Data for this exercise =>
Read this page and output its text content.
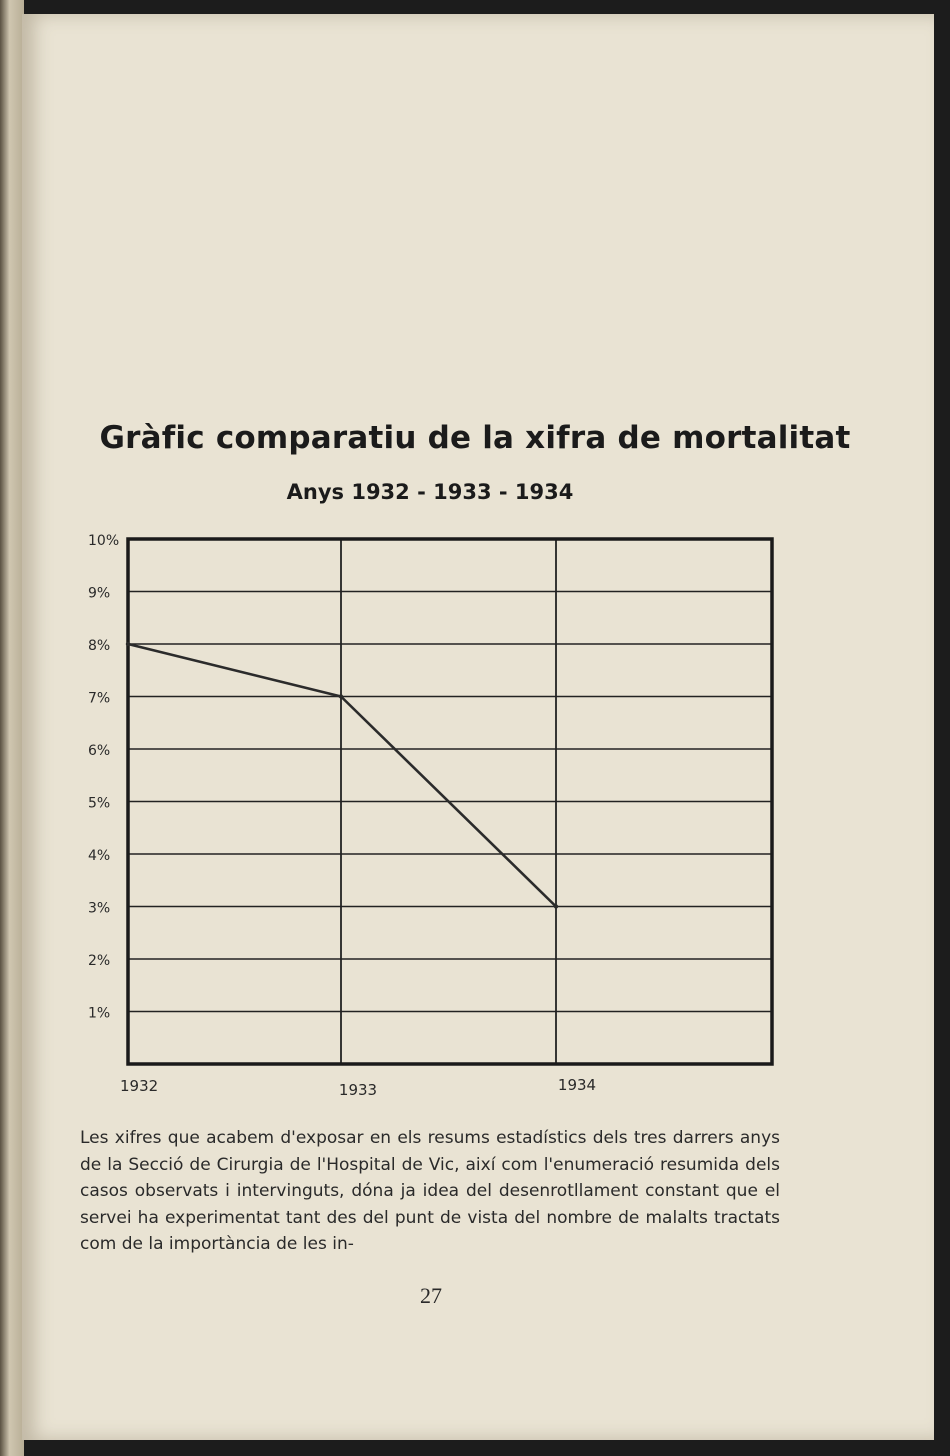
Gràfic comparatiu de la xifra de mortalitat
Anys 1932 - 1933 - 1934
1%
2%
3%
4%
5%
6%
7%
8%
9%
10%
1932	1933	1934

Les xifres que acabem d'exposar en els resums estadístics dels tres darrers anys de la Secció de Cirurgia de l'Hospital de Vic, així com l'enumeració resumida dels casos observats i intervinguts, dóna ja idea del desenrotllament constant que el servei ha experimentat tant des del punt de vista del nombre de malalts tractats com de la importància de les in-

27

Short exercise =>
Copy all the data exactly as written, but skip any picture.

Written solution =>
Read this page and output its text content.
Gràfic comparatiu de la xifra de mortalitat
Anys 1932 - 1933 - 1934
1%
2%
3%
4%
5%
6%
7%
8%
9%
10%
1932	1933	1934

Les xifres que acabem d'exposar en els resums estadístics dels tres darrers anys de la Secció de Cirurgia de l'Hospital de Vic, així com l'enumeració resumida dels casos observats i intervinguts, dóna ja idea del desenrotllament constant que el servei ha experimentat tant des del punt de vista del nombre de malalts tractats com de la importància de les in-

27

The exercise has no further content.